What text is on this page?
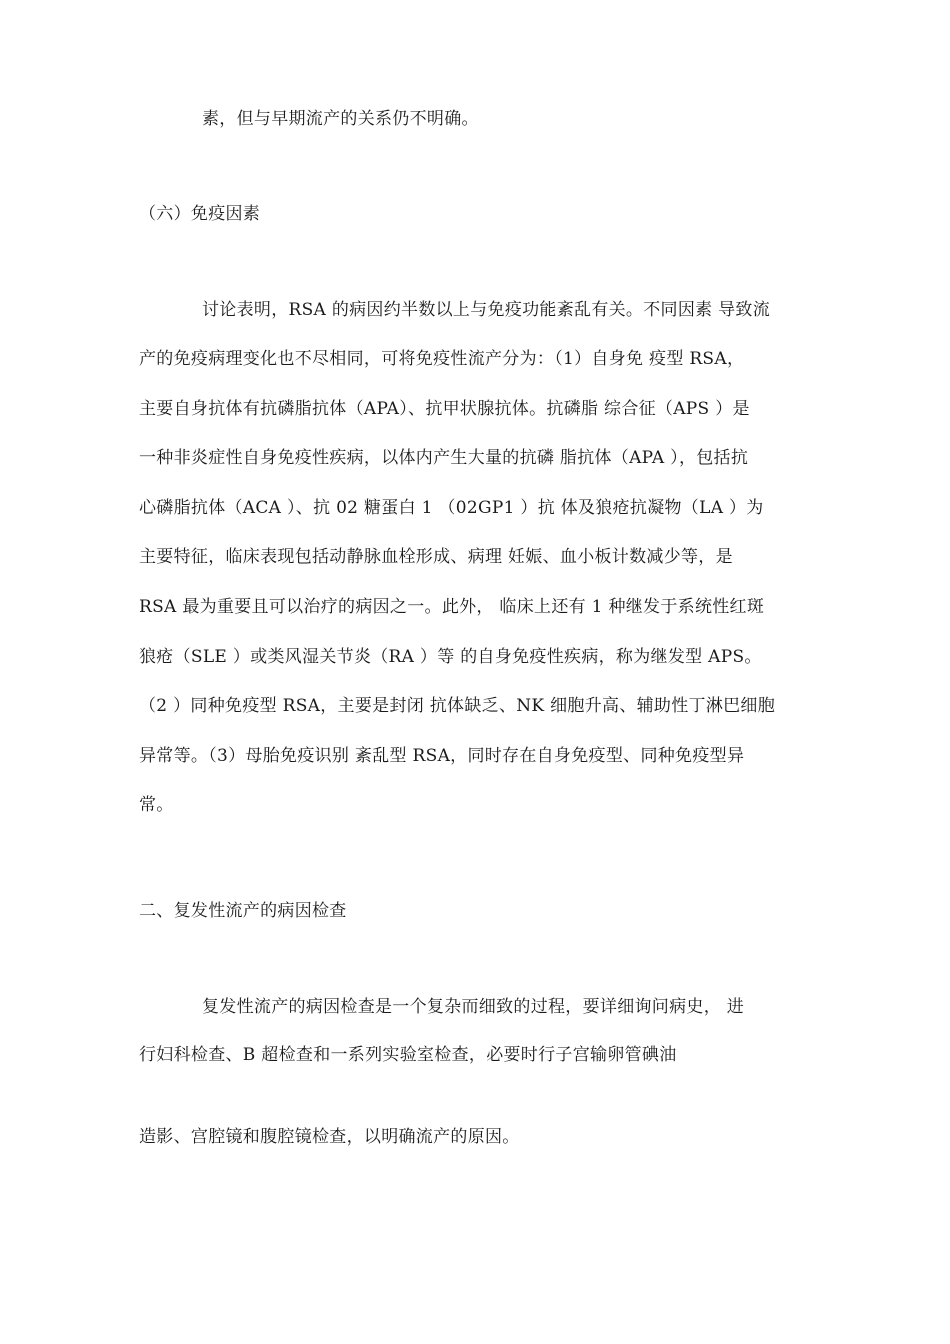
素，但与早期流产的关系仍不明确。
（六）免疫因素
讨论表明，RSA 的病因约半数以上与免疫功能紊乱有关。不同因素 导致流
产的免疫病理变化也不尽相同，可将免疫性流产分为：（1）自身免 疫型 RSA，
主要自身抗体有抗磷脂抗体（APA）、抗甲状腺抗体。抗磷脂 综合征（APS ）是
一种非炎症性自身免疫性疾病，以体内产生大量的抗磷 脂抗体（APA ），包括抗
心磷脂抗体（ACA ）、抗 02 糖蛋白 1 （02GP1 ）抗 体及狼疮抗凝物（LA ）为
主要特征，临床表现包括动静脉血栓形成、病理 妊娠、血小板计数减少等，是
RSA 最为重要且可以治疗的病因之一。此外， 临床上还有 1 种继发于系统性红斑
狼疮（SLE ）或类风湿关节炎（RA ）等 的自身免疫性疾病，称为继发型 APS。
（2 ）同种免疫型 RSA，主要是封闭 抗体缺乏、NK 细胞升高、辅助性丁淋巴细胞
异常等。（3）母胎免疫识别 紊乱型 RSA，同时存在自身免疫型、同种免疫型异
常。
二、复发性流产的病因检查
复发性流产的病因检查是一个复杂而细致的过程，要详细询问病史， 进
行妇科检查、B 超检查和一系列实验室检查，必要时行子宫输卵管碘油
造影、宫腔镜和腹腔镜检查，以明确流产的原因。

- **GOAL**
Print each entry shown above with exact wording and no pictures.

- **EXERCISE RESPONSE**
What text is on this page?
素，但与早期流产的关系仍不明确。
（六）免疫因素
讨论表明，RSA 的病因约半数以上与免疫功能紊乱有关。不同因素 导致流
产的免疫病理变化也不尽相同，可将免疫性流产分为：（1）自身免 疫型 RSA，
主要自身抗体有抗磷脂抗体（APA）、抗甲状腺抗体。抗磷脂 综合征（APS ）是
一种非炎症性自身免疫性疾病，以体内产生大量的抗磷 脂抗体（APA ），包括抗
心磷脂抗体（ACA ）、抗 02 糖蛋白 1 （02GP1 ）抗 体及狼疮抗凝物（LA ）为
主要特征，临床表现包括动静脉血栓形成、病理 妊娠、血小板计数减少等，是
RSA 最为重要且可以治疗的病因之一。此外， 临床上还有 1 种继发于系统性红斑
狼疮（SLE ）或类风湿关节炎（RA ）等 的自身免疫性疾病，称为继发型 APS。
（2 ）同种免疫型 RSA，主要是封闭 抗体缺乏、NK 细胞升高、辅助性丁淋巴细胞
异常等。（3）母胎免疫识别 紊乱型 RSA，同时存在自身免疫型、同种免疫型异
常。
二、复发性流产的病因检查
复发性流产的病因检查是一个复杂而细致的过程，要详细询问病史， 进
行妇科检查、B 超检查和一系列实验室检查，必要时行子宫输卵管碘油
造影、宫腔镜和腹腔镜检查，以明确流产的原因。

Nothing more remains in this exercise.